- _OBJECTIVE_: Take the records below and extract, word for word, the lines from the one containing "What's the underlying" through the final line, inclusive. Omit pictures.

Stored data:

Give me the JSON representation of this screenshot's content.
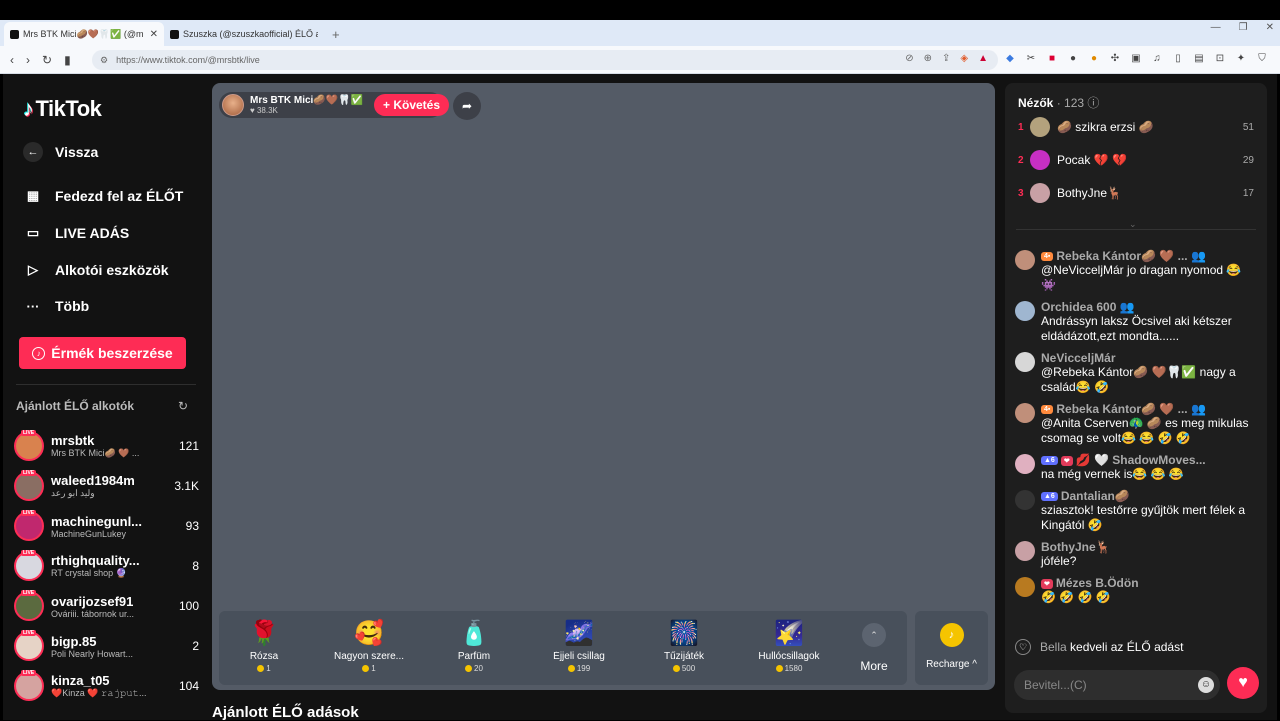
{
  "browser": {
    "tabs": [
      {
        "title": "Mrs BTK Mici🥔🤎🦷✅ (@m",
        "close": "✕"
      },
      {
        "title": "Szuszka (@szuszkaofficial) ÉLŐ adás",
        "close": ""
      }
    ],
    "new_tab": "+",
    "window_controls": [
      "—",
      "❐",
      "✕"
    ],
    "url": "https://www.tiktok.com/@mrsbtk/live"
  },
  "sidebar": {
    "logo": "TikTok",
    "back_label": "Vissza",
    "menu": [
      {
        "label": "Fedezd fel az ÉLŐT",
        "icon": "calendar-live-icon"
      },
      {
        "label": "LIVE ADÁS",
        "icon": "camera-icon"
      },
      {
        "label": "Alkotói eszközök",
        "icon": "creator-tools-icon"
      },
      {
        "label": "Több",
        "icon": "more-dots-icon"
      }
    ],
    "coins_button": "Érmék beszerzése",
    "recommended_title": "Ajánlott ÉLŐ alkotók",
    "recommended": [
      {
        "name": "mrsbtk",
        "sub": "Mrs BTK Mici🥔 🤎 ...",
        "count": "121",
        "color": "#d9824e"
      },
      {
        "name": "waleed1984m",
        "sub": "وليد ابو رعد",
        "count": "3.1K",
        "color": "#8a6e63"
      },
      {
        "name": "machinegunl...",
        "sub": "MachineGunLukey",
        "count": "93",
        "color": "#c0286e"
      },
      {
        "name": "rthighquality...",
        "sub": "RT crystal shop 🔮",
        "count": "8",
        "color": "#d8d8e0"
      },
      {
        "name": "ovarijozsef91",
        "sub": "Ováriii. tábornok ur...",
        "count": "100",
        "color": "#5b6a3f"
      },
      {
        "name": "bigp.85",
        "sub": "Poli Nearly Howart...",
        "count": "2",
        "color": "#e6d3c6"
      },
      {
        "name": "kinza_t05",
        "sub": "❤️Kinza ❤️ 𝚛𝚊𝚓𝚙𝚞𝚝...",
        "count": "104",
        "color": "#d5a3a0"
      }
    ]
  },
  "host": {
    "name": "Mrs BTK Mici🥔🤎🦷✅",
    "likes": "♥ 38.3K",
    "follow": "+ Követés"
  },
  "gifts": [
    {
      "icon": "🌹",
      "name": "Rózsa",
      "price": "1"
    },
    {
      "icon": "🥰",
      "name": "Nagyon szere...",
      "price": "1"
    },
    {
      "icon": "🧴",
      "name": "Parfüm",
      "price": "20"
    },
    {
      "icon": "🌌",
      "name": "Éjjeli csillag",
      "price": "199"
    },
    {
      "icon": "🎆",
      "name": "Tűzijáték",
      "price": "500"
    },
    {
      "icon": "🌠",
      "name": "Hullócsillagok",
      "price": "1580"
    }
  ],
  "more_label": "More",
  "recharge_label": "Recharge ^",
  "recommended_heading": "Ajánlott ÉLŐ adások",
  "viewers": {
    "title": "Nézők",
    "count": "· 123",
    "top": [
      {
        "rank": "1",
        "name": "🥔 szikra erzsi 🥔",
        "score": "51",
        "color": "#b3a27d"
      },
      {
        "rank": "2",
        "name": "Pocak 💔 💔",
        "score": "29",
        "color": "#c72fc3"
      },
      {
        "rank": "3",
        "name": "BothyJne🦌",
        "score": "17",
        "color": "#c8a0a5"
      }
    ]
  },
  "chat": [
    {
      "badges": [
        "orange"
      ],
      "name": "Rebeka Kántor🥔 🤎 ... 👥",
      "text": "@NeVicceljMár jo dragan nyomod 😂 👾",
      "color": "#c08f7a"
    },
    {
      "badges": [],
      "name": "Orchidea 600 👥",
      "text": "Andrássyn laksz Öcsivel aki kétszer eldádázott,ezt mondta......",
      "color": "#9fb6d0"
    },
    {
      "badges": [],
      "name": "NeVicceljMár",
      "text": "@Rebeka Kántor🥔 🤎🦷✅ nagy a család😂 🤣",
      "color": "#d7d7d7"
    },
    {
      "badges": [
        "orange"
      ],
      "name": "Rebeka Kántor🥔 🤎 ... 👥",
      "text": "@Anita Cserven🦚 🥔 es meg mikulas csomag se volt😂 😂 🤣 🤣",
      "color": "#c08f7a"
    },
    {
      "badges": [
        "blue",
        "red"
      ],
      "name": "💋 🤍 ShadowMoves...",
      "text": "na még vernek is😂 😂 😂",
      "color": "#e0b0c0"
    },
    {
      "badges": [
        "blue"
      ],
      "name": "Dantalian🥔",
      "text": "sziasztok! testőrre gyűjtök mert félek a Kingától 🤣",
      "color": "#333333"
    },
    {
      "badges": [],
      "name": "BothyJne🦌",
      "text": "jóféle?",
      "color": "#c8a0a5"
    },
    {
      "badges": [
        "red"
      ],
      "name": "Mézes B.Ödön",
      "text": "🤣 🤣 🤣 🤣",
      "color": "#b87a20"
    }
  ],
  "badge_labels": {
    "orange": "4▪",
    "blue": "▲6",
    "red": "❤"
  },
  "like_line": {
    "name": "Bella",
    "text": "kedveli az ÉLŐ adást"
  },
  "input_placeholder": "Bevitel...(C)"
}
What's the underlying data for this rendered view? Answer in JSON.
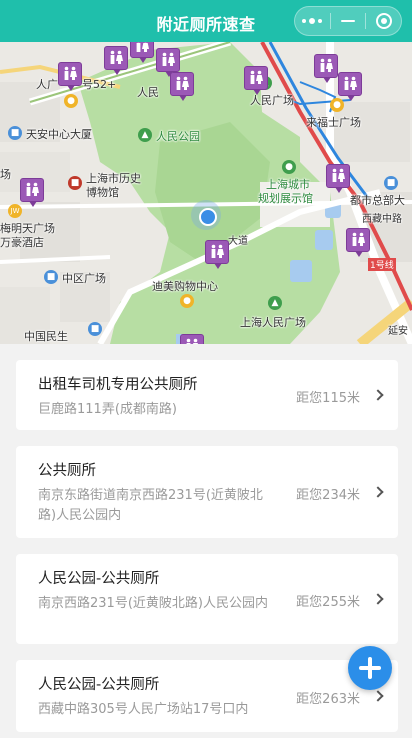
{
  "header": {
    "title": "附近厕所速查"
  },
  "map": {
    "labels": {
      "l1": "人广",
      "l2": "号52+",
      "l3": "人民",
      "l4": "人民广场",
      "l5": "天安中心大厦",
      "l6": "人民公园",
      "l7": "来福士广场",
      "l8": "场",
      "l9": "上海市历史",
      "l10": "博物馆",
      "l11": "上海城市",
      "l12": "规划展示馆",
      "l13": "都市总部大",
      "l14": "梅明天广场",
      "l15": "万豪酒店",
      "l16": "中区广场",
      "l17": "迪美购物中心",
      "l18": "上海人民广场",
      "l19": "中国民生",
      "l20": "西藏中路",
      "l21": "大道",
      "l22": "1号线",
      "l23": "延安"
    }
  },
  "toilets": [
    {
      "name": "出租车司机专用公共厕所",
      "address": "巨鹿路111弄(成都南路)",
      "distance": "距您115米"
    },
    {
      "name": "公共厕所",
      "address": "南京东路街道南京西路231号(近黄陂北路)人民公园内",
      "distance": "距您234米"
    },
    {
      "name": "人民公园-公共厕所",
      "address": "南京西路231号(近黄陂北路)人民公园内",
      "distance": "距您255米"
    },
    {
      "name": "人民公园-公共厕所",
      "address": "西藏中路305号人民广场站17号口内",
      "distance": "距您263米"
    }
  ]
}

- _EXERCISE RESULT_:
What's the underlying data for this rendered view? Answer in JSON.
{
  "header": {
    "title": "附近厕所速查"
  },
  "map": {
    "labels": {
      "l1": "人广",
      "l2": "号52+",
      "l3": "人民",
      "l4": "人民广场",
      "l5": "天安中心大厦",
      "l6": "人民公园",
      "l7": "来福士广场",
      "l8": "场",
      "l9": "上海市历史",
      "l10": "博物馆",
      "l11": "上海城市",
      "l12": "规划展示馆",
      "l13": "都市总部大",
      "l14": "梅明天广场",
      "l15": "万豪酒店",
      "l16": "中区广场",
      "l17": "迪美购物中心",
      "l18": "上海人民广场",
      "l19": "中国民生",
      "l20": "西藏中路",
      "l21": "大道",
      "l22": "1号线",
      "l23": "延安"
    }
  },
  "toilets": [
    {
      "name": "出租车司机专用公共厕所",
      "address": "巨鹿路111弄(成都南路)",
      "distance": "距您115米"
    },
    {
      "name": "公共厕所",
      "address": "南京东路街道南京西路231号(近黄陂北路)人民公园内",
      "distance": "距您234米"
    },
    {
      "name": "人民公园-公共厕所",
      "address": "南京西路231号(近黄陂北路)人民公园内",
      "distance": "距您255米"
    },
    {
      "name": "人民公园-公共厕所",
      "address": "西藏中路305号人民广场站17号口内",
      "distance": "距您263米"
    }
  ]
}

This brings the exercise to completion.